§ **REQUIRED WORK**:
Which lines hold the word "this"? Copy each of them from the material.

* Begin SUPPLIED RECORDS *

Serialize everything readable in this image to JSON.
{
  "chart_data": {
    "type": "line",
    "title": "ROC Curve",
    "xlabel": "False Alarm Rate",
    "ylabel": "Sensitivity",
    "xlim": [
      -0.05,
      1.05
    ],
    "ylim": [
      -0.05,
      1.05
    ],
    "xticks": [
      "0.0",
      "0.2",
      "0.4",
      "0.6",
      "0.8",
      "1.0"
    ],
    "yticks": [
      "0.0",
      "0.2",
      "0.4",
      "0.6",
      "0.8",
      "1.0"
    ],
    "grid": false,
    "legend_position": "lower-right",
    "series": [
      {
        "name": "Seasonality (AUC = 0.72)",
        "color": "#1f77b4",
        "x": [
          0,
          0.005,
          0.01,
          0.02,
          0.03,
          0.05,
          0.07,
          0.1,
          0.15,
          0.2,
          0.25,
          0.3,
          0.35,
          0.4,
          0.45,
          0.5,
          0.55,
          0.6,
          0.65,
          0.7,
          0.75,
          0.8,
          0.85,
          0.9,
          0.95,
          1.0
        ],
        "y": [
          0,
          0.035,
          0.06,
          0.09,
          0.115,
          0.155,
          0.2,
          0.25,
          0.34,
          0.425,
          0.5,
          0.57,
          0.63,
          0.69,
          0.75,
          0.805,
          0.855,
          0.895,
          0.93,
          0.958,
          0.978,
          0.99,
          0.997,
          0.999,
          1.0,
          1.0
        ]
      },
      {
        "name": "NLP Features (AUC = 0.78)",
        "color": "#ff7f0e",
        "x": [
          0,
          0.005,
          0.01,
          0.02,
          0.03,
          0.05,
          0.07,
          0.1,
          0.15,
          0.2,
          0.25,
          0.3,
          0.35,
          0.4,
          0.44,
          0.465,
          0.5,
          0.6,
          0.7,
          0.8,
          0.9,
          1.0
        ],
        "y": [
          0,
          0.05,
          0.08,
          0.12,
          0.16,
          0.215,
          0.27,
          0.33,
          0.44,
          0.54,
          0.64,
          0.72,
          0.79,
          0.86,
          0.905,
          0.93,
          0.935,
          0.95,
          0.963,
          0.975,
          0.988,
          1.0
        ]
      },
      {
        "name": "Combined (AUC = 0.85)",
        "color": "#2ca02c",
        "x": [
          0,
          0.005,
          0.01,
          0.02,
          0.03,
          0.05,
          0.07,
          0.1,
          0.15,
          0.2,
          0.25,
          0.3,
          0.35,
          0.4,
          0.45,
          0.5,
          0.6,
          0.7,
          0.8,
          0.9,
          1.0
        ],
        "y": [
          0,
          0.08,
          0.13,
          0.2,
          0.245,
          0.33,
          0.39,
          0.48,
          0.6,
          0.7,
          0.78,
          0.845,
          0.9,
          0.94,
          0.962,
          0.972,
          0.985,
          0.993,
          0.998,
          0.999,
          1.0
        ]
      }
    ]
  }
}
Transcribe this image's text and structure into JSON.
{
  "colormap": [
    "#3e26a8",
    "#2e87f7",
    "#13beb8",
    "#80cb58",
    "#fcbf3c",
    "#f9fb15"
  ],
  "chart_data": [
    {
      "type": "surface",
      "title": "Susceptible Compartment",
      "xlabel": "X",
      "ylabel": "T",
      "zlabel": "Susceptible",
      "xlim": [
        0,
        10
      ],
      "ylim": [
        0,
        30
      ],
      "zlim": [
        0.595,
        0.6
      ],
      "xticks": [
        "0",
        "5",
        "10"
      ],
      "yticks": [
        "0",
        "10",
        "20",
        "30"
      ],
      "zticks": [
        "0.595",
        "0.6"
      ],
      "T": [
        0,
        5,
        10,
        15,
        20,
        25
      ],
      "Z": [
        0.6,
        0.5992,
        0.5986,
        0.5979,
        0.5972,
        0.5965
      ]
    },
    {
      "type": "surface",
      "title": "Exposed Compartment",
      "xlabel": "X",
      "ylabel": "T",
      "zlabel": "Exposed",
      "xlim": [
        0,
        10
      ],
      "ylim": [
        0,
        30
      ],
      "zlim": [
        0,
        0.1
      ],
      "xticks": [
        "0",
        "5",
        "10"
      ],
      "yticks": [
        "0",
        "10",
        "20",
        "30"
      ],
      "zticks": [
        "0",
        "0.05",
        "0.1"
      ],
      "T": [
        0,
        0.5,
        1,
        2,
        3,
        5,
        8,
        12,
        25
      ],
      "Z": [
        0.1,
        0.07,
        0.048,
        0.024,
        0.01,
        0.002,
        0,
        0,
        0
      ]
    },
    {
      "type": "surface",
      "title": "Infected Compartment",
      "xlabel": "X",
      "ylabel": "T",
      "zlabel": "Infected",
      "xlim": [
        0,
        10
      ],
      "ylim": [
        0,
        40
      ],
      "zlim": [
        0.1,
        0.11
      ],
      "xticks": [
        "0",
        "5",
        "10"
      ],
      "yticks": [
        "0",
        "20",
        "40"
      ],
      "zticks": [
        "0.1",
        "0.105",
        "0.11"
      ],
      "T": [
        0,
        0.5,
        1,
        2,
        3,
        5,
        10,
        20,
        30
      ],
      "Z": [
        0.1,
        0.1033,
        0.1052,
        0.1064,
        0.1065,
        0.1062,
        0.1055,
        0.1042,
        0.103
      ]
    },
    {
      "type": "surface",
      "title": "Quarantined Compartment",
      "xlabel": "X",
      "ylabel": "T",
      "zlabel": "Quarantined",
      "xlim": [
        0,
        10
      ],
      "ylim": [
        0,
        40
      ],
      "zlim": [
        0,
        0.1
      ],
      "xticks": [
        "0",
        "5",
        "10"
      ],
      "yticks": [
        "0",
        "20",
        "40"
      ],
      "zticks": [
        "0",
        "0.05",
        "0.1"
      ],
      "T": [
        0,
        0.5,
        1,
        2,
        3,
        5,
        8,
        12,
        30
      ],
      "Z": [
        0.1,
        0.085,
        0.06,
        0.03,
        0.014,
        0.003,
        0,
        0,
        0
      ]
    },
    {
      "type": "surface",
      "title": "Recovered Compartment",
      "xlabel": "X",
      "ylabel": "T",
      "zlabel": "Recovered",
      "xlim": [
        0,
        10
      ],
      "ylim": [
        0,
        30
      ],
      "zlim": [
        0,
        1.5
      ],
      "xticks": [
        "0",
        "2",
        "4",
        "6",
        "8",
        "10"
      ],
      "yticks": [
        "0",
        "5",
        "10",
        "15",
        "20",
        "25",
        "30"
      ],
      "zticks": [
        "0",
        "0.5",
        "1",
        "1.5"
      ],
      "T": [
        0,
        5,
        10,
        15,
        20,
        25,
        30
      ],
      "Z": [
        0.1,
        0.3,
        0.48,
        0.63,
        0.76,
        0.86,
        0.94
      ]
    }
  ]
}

* End SUPPLIED RECORDS *

§ **FINAL ANSWER**:
Serialize everything readable in this image to JSON.
Transcribe this image's text and structure into JSON.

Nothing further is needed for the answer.